◆ Material supplied
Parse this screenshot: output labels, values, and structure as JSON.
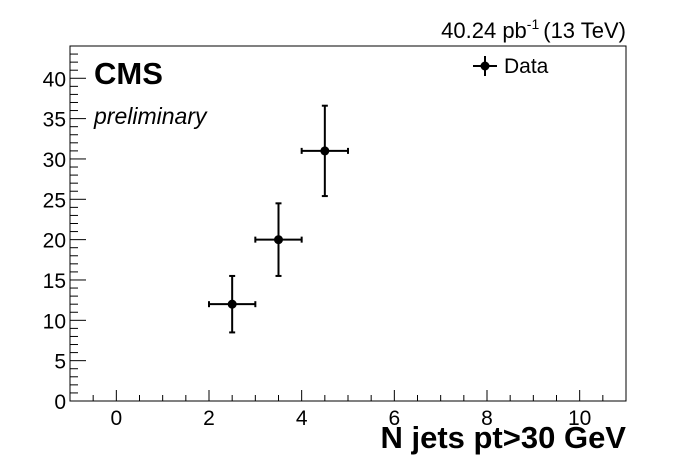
{
  "header": {
    "lumi_value": "40.24 pb",
    "lumi_exp": "-1",
    "energy": "(13 TeV)"
  },
  "labels": {
    "experiment": "CMS",
    "status": "preliminary"
  },
  "chart_data": {
    "type": "scatter",
    "title": "",
    "xlabel": "N jets pt>30 GeV",
    "ylabel": "",
    "xlim": [
      -1,
      11
    ],
    "ylim": [
      0,
      44
    ],
    "x_ticks": [
      0,
      2,
      4,
      6,
      8,
      10
    ],
    "y_ticks": [
      0,
      5,
      10,
      15,
      20,
      25,
      30,
      35,
      40
    ],
    "legend_position": "top-right",
    "series": [
      {
        "name": "Data",
        "color": "#000000",
        "points": [
          {
            "x": 2.5,
            "y": 12,
            "xerr": 0.5,
            "yerr": 3.5
          },
          {
            "x": 3.5,
            "y": 20,
            "xerr": 0.5,
            "yerr": 4.5
          },
          {
            "x": 4.5,
            "y": 31,
            "xerr": 0.5,
            "yerr": 5.6
          }
        ]
      }
    ]
  }
}
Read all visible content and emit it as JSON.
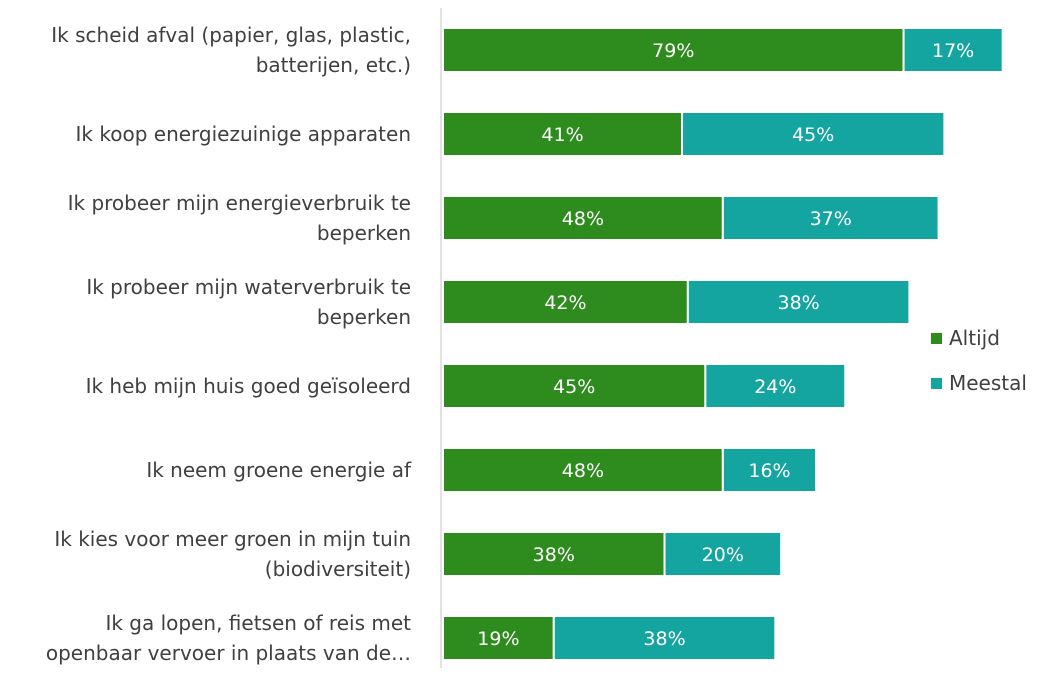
{
  "chart_data": {
    "type": "bar",
    "orientation": "horizontal",
    "stacked": true,
    "categories": [
      [
        "Ik scheid afval (papier, glas, plastic,",
        "batterijen, etc.)"
      ],
      [
        "Ik koop energiezuinige apparaten"
      ],
      [
        "Ik probeer mijn energieverbruik te",
        "beperken"
      ],
      [
        "Ik probeer mijn waterverbruik te",
        "beperken"
      ],
      [
        "Ik heb mijn huis goed geïsoleerd"
      ],
      [
        "Ik neem groene energie af"
      ],
      [
        "Ik kies voor meer groen in mijn tuin",
        "(biodiversiteit)"
      ],
      [
        "Ik ga lopen, fietsen of reis met",
        "openbaar vervoer in plaats van de…"
      ]
    ],
    "series": [
      {
        "name": "Altijd",
        "color": "#2e8b1e",
        "values": [
          79,
          41,
          48,
          42,
          45,
          48,
          38,
          19
        ],
        "labels": [
          "79%",
          "41%",
          "48%",
          "42%",
          "45%",
          "48%",
          "38%",
          "19%"
        ]
      },
      {
        "name": "Meestal",
        "color": "#14a5a0",
        "values": [
          17,
          45,
          37,
          38,
          24,
          16,
          20,
          38
        ],
        "labels": [
          "17%",
          "45%",
          "37%",
          "38%",
          "24%",
          "16%",
          "20%",
          "38%"
        ]
      }
    ],
    "xlim": [
      0,
      100
    ],
    "grid": false,
    "legend_position": "right"
  }
}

◆ What is being asked
Copy the data character for character, but drop all pictures from the copy.

◆ Response to this exercise
Parse this screenshot: output labels, values, and structure as JSON.
{
  "header": {
    "lumi_value": "40.24 pb",
    "lumi_exp": "-1",
    "energy": "(13 TeV)"
  },
  "labels": {
    "experiment": "CMS",
    "status": "preliminary"
  },
  "chart_data": {
    "type": "scatter",
    "title": "",
    "xlabel": "N jets pt>30 GeV",
    "ylabel": "",
    "xlim": [
      -1,
      11
    ],
    "ylim": [
      0,
      44
    ],
    "x_ticks": [
      0,
      2,
      4,
      6,
      8,
      10
    ],
    "y_ticks": [
      0,
      5,
      10,
      15,
      20,
      25,
      30,
      35,
      40
    ],
    "legend_position": "top-right",
    "series": [
      {
        "name": "Data",
        "color": "#000000",
        "points": [
          {
            "x": 2.5,
            "y": 12,
            "xerr": 0.5,
            "yerr": 3.5
          },
          {
            "x": 3.5,
            "y": 20,
            "xerr": 0.5,
            "yerr": 4.5
          },
          {
            "x": 4.5,
            "y": 31,
            "xerr": 0.5,
            "yerr": 5.6
          }
        ]
      }
    ]
  }
}
Read all visible content and emit it as JSON.
{
  "chart_data": {
    "type": "bar",
    "orientation": "horizontal",
    "stacked": true,
    "categories": [
      [
        "Ik scheid afval (papier, glas, plastic,",
        "batterijen, etc.)"
      ],
      [
        "Ik koop energiezuinige apparaten"
      ],
      [
        "Ik probeer mijn energieverbruik te",
        "beperken"
      ],
      [
        "Ik probeer mijn waterverbruik te",
        "beperken"
      ],
      [
        "Ik heb mijn huis goed geïsoleerd"
      ],
      [
        "Ik neem groene energie af"
      ],
      [
        "Ik kies voor meer groen in mijn tuin",
        "(biodiversiteit)"
      ],
      [
        "Ik ga lopen, fietsen of reis met",
        "openbaar vervoer in plaats van de…"
      ]
    ],
    "series": [
      {
        "name": "Altijd",
        "color": "#2e8b1e",
        "values": [
          79,
          41,
          48,
          42,
          45,
          48,
          38,
          19
        ],
        "labels": [
          "79%",
          "41%",
          "48%",
          "42%",
          "45%",
          "48%",
          "38%",
          "19%"
        ]
      },
      {
        "name": "Meestal",
        "color": "#14a5a0",
        "values": [
          17,
          45,
          37,
          38,
          24,
          16,
          20,
          38
        ],
        "labels": [
          "17%",
          "45%",
          "37%",
          "38%",
          "24%",
          "16%",
          "20%",
          "38%"
        ]
      }
    ],
    "xlim": [
      0,
      100
    ],
    "grid": false,
    "legend_position": "right"
  }
}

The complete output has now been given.